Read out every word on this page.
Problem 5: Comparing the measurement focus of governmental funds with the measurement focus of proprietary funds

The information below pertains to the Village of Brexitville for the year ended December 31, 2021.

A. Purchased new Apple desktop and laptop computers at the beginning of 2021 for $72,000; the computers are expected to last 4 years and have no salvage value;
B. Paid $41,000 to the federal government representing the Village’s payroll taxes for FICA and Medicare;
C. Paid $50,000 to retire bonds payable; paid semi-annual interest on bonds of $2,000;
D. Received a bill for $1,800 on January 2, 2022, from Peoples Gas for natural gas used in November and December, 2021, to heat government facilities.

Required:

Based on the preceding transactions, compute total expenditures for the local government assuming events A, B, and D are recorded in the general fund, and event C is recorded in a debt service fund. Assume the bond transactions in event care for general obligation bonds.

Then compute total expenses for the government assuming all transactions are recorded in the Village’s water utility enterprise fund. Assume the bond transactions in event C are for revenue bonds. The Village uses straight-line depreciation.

::::::

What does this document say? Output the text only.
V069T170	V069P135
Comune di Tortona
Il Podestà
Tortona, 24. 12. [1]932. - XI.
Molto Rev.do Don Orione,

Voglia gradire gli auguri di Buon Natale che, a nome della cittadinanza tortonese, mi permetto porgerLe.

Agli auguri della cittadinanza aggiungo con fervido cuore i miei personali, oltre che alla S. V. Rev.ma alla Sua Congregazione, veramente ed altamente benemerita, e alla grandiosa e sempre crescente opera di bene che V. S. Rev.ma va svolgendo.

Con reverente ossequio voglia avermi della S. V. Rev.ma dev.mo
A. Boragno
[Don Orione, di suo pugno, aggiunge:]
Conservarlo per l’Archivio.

::::::

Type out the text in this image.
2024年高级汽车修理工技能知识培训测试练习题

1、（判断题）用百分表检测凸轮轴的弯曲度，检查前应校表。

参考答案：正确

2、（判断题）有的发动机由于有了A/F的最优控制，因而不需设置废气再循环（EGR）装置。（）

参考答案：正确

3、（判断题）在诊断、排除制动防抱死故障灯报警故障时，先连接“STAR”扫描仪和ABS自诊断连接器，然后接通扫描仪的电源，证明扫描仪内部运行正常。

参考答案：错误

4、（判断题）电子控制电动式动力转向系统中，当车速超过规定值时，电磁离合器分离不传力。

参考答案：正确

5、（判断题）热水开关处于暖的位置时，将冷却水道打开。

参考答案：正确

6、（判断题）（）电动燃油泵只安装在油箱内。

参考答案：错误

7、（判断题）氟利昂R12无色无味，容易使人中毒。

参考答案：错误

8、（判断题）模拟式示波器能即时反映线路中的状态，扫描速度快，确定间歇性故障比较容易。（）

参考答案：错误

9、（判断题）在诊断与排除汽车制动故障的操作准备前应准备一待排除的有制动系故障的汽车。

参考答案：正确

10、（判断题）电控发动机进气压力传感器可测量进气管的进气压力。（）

::::::

What the exercise asks → Gather each line from the entries above that includes the word "assuming".

Response to the exercise →
Based on the preceding transactions, compute total expenditures for the local government assuming events A, B, and D are recorded in the general fund, and event C is recorded in a debt service fund. Assume the bond transactions in event care for general obligation bonds.
Then compute total expenses for the government assuming all transactions are recorded in the Village’s water utility enterprise fund. Assume the bond transactions in event C are for revenue bonds. The Village uses straight-line depreciation.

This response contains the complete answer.